* **Aim**
Reproduce the listing below exactly. Pictures do not belong in the copy.

* **Provided information**
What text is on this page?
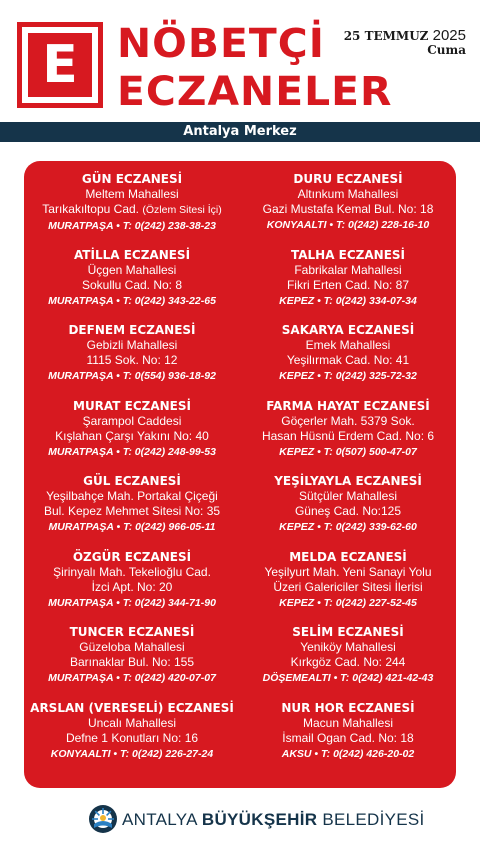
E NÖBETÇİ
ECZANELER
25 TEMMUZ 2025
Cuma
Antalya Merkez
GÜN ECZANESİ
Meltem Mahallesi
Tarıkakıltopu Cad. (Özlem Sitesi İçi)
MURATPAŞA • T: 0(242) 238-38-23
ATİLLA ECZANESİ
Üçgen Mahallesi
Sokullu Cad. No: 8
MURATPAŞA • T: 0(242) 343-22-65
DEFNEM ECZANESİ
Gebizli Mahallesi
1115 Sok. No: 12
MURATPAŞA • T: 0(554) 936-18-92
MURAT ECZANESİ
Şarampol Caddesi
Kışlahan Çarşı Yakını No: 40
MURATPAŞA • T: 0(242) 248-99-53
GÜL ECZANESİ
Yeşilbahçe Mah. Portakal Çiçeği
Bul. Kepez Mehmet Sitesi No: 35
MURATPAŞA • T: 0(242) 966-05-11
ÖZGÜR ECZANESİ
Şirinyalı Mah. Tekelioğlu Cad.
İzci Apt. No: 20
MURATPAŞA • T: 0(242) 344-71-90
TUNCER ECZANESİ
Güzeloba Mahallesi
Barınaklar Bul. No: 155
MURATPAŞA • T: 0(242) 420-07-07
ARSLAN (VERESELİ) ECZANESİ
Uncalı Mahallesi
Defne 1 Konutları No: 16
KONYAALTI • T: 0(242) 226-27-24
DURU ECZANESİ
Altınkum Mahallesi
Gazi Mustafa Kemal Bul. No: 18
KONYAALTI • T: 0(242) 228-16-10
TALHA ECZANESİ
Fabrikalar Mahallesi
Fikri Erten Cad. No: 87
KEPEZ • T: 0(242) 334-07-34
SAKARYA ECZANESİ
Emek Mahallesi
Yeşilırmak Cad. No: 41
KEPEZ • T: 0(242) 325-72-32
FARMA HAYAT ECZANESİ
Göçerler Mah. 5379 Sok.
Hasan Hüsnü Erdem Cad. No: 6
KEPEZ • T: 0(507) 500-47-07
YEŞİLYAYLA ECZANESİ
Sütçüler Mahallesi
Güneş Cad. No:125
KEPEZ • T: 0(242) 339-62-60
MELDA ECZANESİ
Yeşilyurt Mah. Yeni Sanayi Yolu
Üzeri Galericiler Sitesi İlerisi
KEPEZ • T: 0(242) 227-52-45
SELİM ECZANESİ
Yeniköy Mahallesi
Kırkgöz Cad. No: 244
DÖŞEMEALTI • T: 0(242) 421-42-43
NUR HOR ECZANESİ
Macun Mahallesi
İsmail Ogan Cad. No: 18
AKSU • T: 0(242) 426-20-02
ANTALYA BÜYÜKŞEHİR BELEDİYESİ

* **Response**
What text is on this page?
E NÖBETÇİ
ECZANELER
25 TEMMUZ 2025
Cuma
Antalya Merkez
GÜN ECZANESİ
Meltem Mahallesi
Tarıkakıltopu Cad. (Özlem Sitesi İçi)
MURATPAŞA • T: 0(242) 238-38-23
ATİLLA ECZANESİ
Üçgen Mahallesi
Sokullu Cad. No: 8
MURATPAŞA • T: 0(242) 343-22-65
DEFNEM ECZANESİ
Gebizli Mahallesi
1115 Sok. No: 12
MURATPAŞA • T: 0(554) 936-18-92
MURAT ECZANESİ
Şarampol Caddesi
Kışlahan Çarşı Yakını No: 40
MURATPAŞA • T: 0(242) 248-99-53
GÜL ECZANESİ
Yeşilbahçe Mah. Portakal Çiçeği
Bul. Kepez Mehmet Sitesi No: 35
MURATPAŞA • T: 0(242) 966-05-11
ÖZGÜR ECZANESİ
Şirinyalı Mah. Tekelioğlu Cad.
İzci Apt. No: 20
MURATPAŞA • T: 0(242) 344-71-90
TUNCER ECZANESİ
Güzeloba Mahallesi
Barınaklar Bul. No: 155
MURATPAŞA • T: 0(242) 420-07-07
ARSLAN (VERESELİ) ECZANESİ
Uncalı Mahallesi
Defne 1 Konutları No: 16
KONYAALTI • T: 0(242) 226-27-24
DURU ECZANESİ
Altınkum Mahallesi
Gazi Mustafa Kemal Bul. No: 18
KONYAALTI • T: 0(242) 228-16-10
TALHA ECZANESİ
Fabrikalar Mahallesi
Fikri Erten Cad. No: 87
KEPEZ • T: 0(242) 334-07-34
SAKARYA ECZANESİ
Emek Mahallesi
Yeşilırmak Cad. No: 41
KEPEZ • T: 0(242) 325-72-32
FARMA HAYAT ECZANESİ
Göçerler Mah. 5379 Sok.
Hasan Hüsnü Erdem Cad. No: 6
KEPEZ • T: 0(507) 500-47-07
YEŞİLYAYLA ECZANESİ
Sütçüler Mahallesi
Güneş Cad. No:125
KEPEZ • T: 0(242) 339-62-60
MELDA ECZANESİ
Yeşilyurt Mah. Yeni Sanayi Yolu
Üzeri Galericiler Sitesi İlerisi
KEPEZ • T: 0(242) 227-52-45
SELİM ECZANESİ
Yeniköy Mahallesi
Kırkgöz Cad. No: 244
DÖŞEMEALTI • T: 0(242) 421-42-43
NUR HOR ECZANESİ
Macun Mahallesi
İsmail Ogan Cad. No: 18
AKSU • T: 0(242) 426-20-02
ANTALYA BÜYÜKŞEHİR BELEDİYESİ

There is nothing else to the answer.